- _Written problem_: Repeat the material verbatim. Images are excluded from the copy.

------ Data excerpts ------

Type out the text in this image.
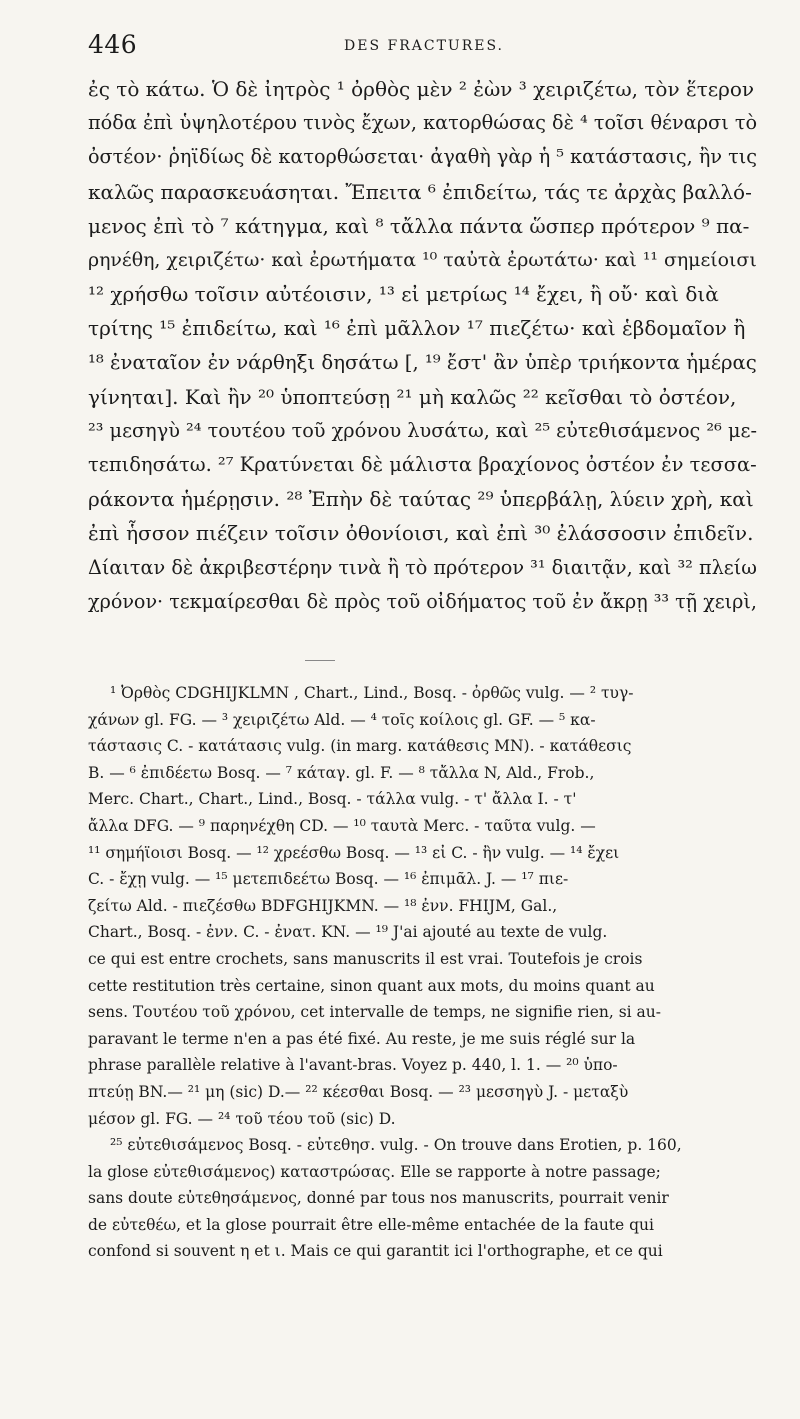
446	DES FRACTURES.
ἐς τὸ κάτω. Ὁ δὲ ἰητρὸς ¹ ὀρθὸς μὲν ² ἐὼν ³ χειριζέτω, τὸν ἕτερον
πόδα ἐπὶ ὑψηλοτέρου τινὸς ἔχων, κατορθώσας δὲ ⁴ τοῖσι θέναρσι τὸ
ὀστέον· ῥηϊδίως δὲ κατορθώσεται· ἀγαθὴ γὰρ ἡ ⁵ κατάστασις, ἢν τις
καλῶς παρασκευάσηται. Ἔπειτα ⁶ ἐπιδείτω, τάς τε ἀρχὰς βαλλό-
μενος ἐπὶ τὸ ⁷ κάτηγμα, καὶ ⁸ τἄλλα πάντα ὥσπερ πρότερον ⁹ πα-
ρηνέθη, χειριζέτω· καὶ ἐρωτήματα ¹⁰ ταὐτὰ ἐρωτάτω· καὶ ¹¹ σημείοισι
¹² χρήσθω τοῖσιν αὐτέοισιν, ¹³ εἰ μετρίως ¹⁴ ἔχει, ἢ οὔ· καὶ διὰ
τρίτης ¹⁵ ἐπιδείτω, καὶ ¹⁶ ἐπὶ μᾶλλον ¹⁷ πιεζέτω· καὶ ἑβδομαῖον ἢ
¹⁸ ἐναταῖον ἐν νάρθηξι δησάτω [, ¹⁹ ἔστ' ἂν ὑπὲρ τριήκοντα ἡμέρας
γίνηται]. Καὶ ἢν ²⁰ ὑποπτεύσῃ ²¹ μὴ καλῶς ²² κεῖσθαι τὸ ὀστέον,
²³ μεσηγὺ ²⁴ τουτέου τοῦ χρόνου λυσάτω, καὶ ²⁵ εὐτεθισάμενος ²⁶ με-
τεπιδησάτω. ²⁷ Κρατύνεται δὲ μάλιστα βραχίονος ὀστέον ἐν τεσσα-
ράκοντα ἡμέρῃσιν. ²⁸ Ἐπὴν δὲ ταύτας ²⁹ ὑπερβάλῃ, λύειν χρὴ, καὶ
ἐπὶ ἧσσον πιέζειν τοῖσιν ὀθονίοισι, καὶ ἐπὶ ³⁰ ἐλάσσοσιν ἐπιδεῖν.
Δίαιταν δὲ ἀκριβεστέρην τινὰ ἢ τὸ πρότερον ³¹ διαιτᾷν, καὶ ³² πλείω
χρόνον· τεκμαίρεσθαι δὲ πρὸς τοῦ οἰδήματος τοῦ ἐν ἄκρῃ ³³ τῇ χειρὶ,
¹ Ὀρθὸς CDGHIJKLMN , Chart., Lind., Bosq. - ὀρθῶς vulg. — ² τυγ-
χάνων gl. FG. — ³ χειριζέτω Ald. — ⁴ τοῖς κοίλοις gl. GF. — ⁵ κα-
τάστασις C. - κατάτασις vulg. (in marg. κατάθεσις MN). - κατάθεσις
B. — ⁶ ἐπιδέετω Bosq. — ⁷ κάταγ. gl. F. — ⁸ τἄλλα N, Ald., Frob.,
Merc. Chart., Chart., Lind., Bosq. - τάλλα vulg. - τ' ἄλλα I. - τ'
ἄλλα DFG. — ⁹ παρηνέχθη CD. — ¹⁰ ταυτὰ Merc. - ταῦτα vulg. —
¹¹ σημήϊοισι Bosq. — ¹² χρεέσθω Bosq. — ¹³ εἰ C. - ἢν vulg. — ¹⁴ ἔχει
C. - ἔχῃ vulg. — ¹⁵ μετεπιδεέτω Bosq. — ¹⁶ ἐπιμᾶλ. J. — ¹⁷ πιε-
ζείτω Ald. - πιεζέσθω BDFGHIJKMN. — ¹⁸ ἐνν. FHIJM, Gal.,
Chart., Bosq. - ἐνν. C. - ἐνατ. KN. — ¹⁹ J'ai ajouté au texte de vulg.
ce qui est entre crochets, sans manuscrits il est vrai. Toutefois je crois
cette restitution très certaine, sinon quant aux mots, du moins quant au
sens. Τουτέου τοῦ χρόνου, cet intervalle de temps, ne signifie rien, si au-
paravant le terme n'en a pas été fixé. Au reste, je me suis réglé sur la
phrase parallèle relative à l'avant-bras. Voyez p. 440, l. 1. — ²⁰ ὑπο-
πτεύῃ BN.— ²¹ μη (sic) D.— ²² κέεσθαι Bosq. — ²³ μεσσηγὺ J. - μεταξὺ
μέσον gl. FG. — ²⁴ τοῦ τέου τοῦ (sic) D.
²⁵ εὐτεθισάμενος Bosq. - εὐτεθησ. vulg. - On trouve dans Erotien, p. 160,
la glose εὐτεθισάμενος) καταστρώσας. Elle se rapporte à notre passage;
sans doute εὐτεθησάμενος, donné par tous nos manuscrits, pourrait venir
de εὐτεθέω, et la glose pourrait être elle-même entachée de la faute qui
confond si souvent η et ι. Mais ce qui garantit ici l'orthographe, et ce qui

------

- _Reply_:
Type out the text in this image.
446	DES FRACTURES.
ἐς τὸ κάτω. Ὁ δὲ ἰητρὸς ¹ ὀρθὸς μὲν ² ἐὼν ³ χειριζέτω, τὸν ἕτερον
πόδα ἐπὶ ὑψηλοτέρου τινὸς ἔχων, κατορθώσας δὲ ⁴ τοῖσι θέναρσι τὸ
ὀστέον· ῥηϊδίως δὲ κατορθώσεται· ἀγαθὴ γὰρ ἡ ⁵ κατάστασις, ἢν τις
καλῶς παρασκευάσηται. Ἔπειτα ⁶ ἐπιδείτω, τάς τε ἀρχὰς βαλλό-
μενος ἐπὶ τὸ ⁷ κάτηγμα, καὶ ⁸ τἄλλα πάντα ὥσπερ πρότερον ⁹ πα-
ρηνέθη, χειριζέτω· καὶ ἐρωτήματα ¹⁰ ταὐτὰ ἐρωτάτω· καὶ ¹¹ σημείοισι
¹² χρήσθω τοῖσιν αὐτέοισιν, ¹³ εἰ μετρίως ¹⁴ ἔχει, ἢ οὔ· καὶ διὰ
τρίτης ¹⁵ ἐπιδείτω, καὶ ¹⁶ ἐπὶ μᾶλλον ¹⁷ πιεζέτω· καὶ ἑβδομαῖον ἢ
¹⁸ ἐναταῖον ἐν νάρθηξι δησάτω [, ¹⁹ ἔστ' ἂν ὑπὲρ τριήκοντα ἡμέρας
γίνηται]. Καὶ ἢν ²⁰ ὑποπτεύσῃ ²¹ μὴ καλῶς ²² κεῖσθαι τὸ ὀστέον,
²³ μεσηγὺ ²⁴ τουτέου τοῦ χρόνου λυσάτω, καὶ ²⁵ εὐτεθισάμενος ²⁶ με-
τεπιδησάτω. ²⁷ Κρατύνεται δὲ μάλιστα βραχίονος ὀστέον ἐν τεσσα-
ράκοντα ἡμέρῃσιν. ²⁸ Ἐπὴν δὲ ταύτας ²⁹ ὑπερβάλῃ, λύειν χρὴ, καὶ
ἐπὶ ἧσσον πιέζειν τοῖσιν ὀθονίοισι, καὶ ἐπὶ ³⁰ ἐλάσσοσιν ἐπιδεῖν.
Δίαιταν δὲ ἀκριβεστέρην τινὰ ἢ τὸ πρότερον ³¹ διαιτᾷν, καὶ ³² πλείω
χρόνον· τεκμαίρεσθαι δὲ πρὸς τοῦ οἰδήματος τοῦ ἐν ἄκρῃ ³³ τῇ χειρὶ,
¹ Ὀρθὸς CDGHIJKLMN , Chart., Lind., Bosq. - ὀρθῶς vulg. — ² τυγ-
χάνων gl. FG. — ³ χειριζέτω Ald. — ⁴ τοῖς κοίλοις gl. GF. — ⁵ κα-
τάστασις C. - κατάτασις vulg. (in marg. κατάθεσις MN). - κατάθεσις
B. — ⁶ ἐπιδέετω Bosq. — ⁷ κάταγ. gl. F. — ⁸ τἄλλα N, Ald., Frob.,
Merc. Chart., Chart., Lind., Bosq. - τάλλα vulg. - τ' ἄλλα I. - τ'
ἄλλα DFG. — ⁹ παρηνέχθη CD. — ¹⁰ ταυτὰ Merc. - ταῦτα vulg. —
¹¹ σημήϊοισι Bosq. — ¹² χρεέσθω Bosq. — ¹³ εἰ C. - ἢν vulg. — ¹⁴ ἔχει
C. - ἔχῃ vulg. — ¹⁵ μετεπιδεέτω Bosq. — ¹⁶ ἐπιμᾶλ. J. — ¹⁷ πιε-
ζείτω Ald. - πιεζέσθω BDFGHIJKMN. — ¹⁸ ἐνν. FHIJM, Gal.,
Chart., Bosq. - ἐνν. C. - ἐνατ. KN. — ¹⁹ J'ai ajouté au texte de vulg.
ce qui est entre crochets, sans manuscrits il est vrai. Toutefois je crois
cette restitution très certaine, sinon quant aux mots, du moins quant au
sens. Τουτέου τοῦ χρόνου, cet intervalle de temps, ne signifie rien, si au-
paravant le terme n'en a pas été fixé. Au reste, je me suis réglé sur la
phrase parallèle relative à l'avant-bras. Voyez p. 440, l. 1. — ²⁰ ὑπο-
πτεύῃ BN.— ²¹ μη (sic) D.— ²² κέεσθαι Bosq. — ²³ μεσσηγὺ J. - μεταξὺ
μέσον gl. FG. — ²⁴ τοῦ τέου τοῦ (sic) D.
²⁵ εὐτεθισάμενος Bosq. - εὐτεθησ. vulg. - On trouve dans Erotien, p. 160,
la glose εὐτεθισάμενος) καταστρώσας. Elle se rapporte à notre passage;
sans doute εὐτεθησάμενος, donné par tous nos manuscrits, pourrait venir
de εὐτεθέω, et la glose pourrait être elle-même entachée de la faute qui
confond si souvent η et ι. Mais ce qui garantit ici l'orthographe, et ce qui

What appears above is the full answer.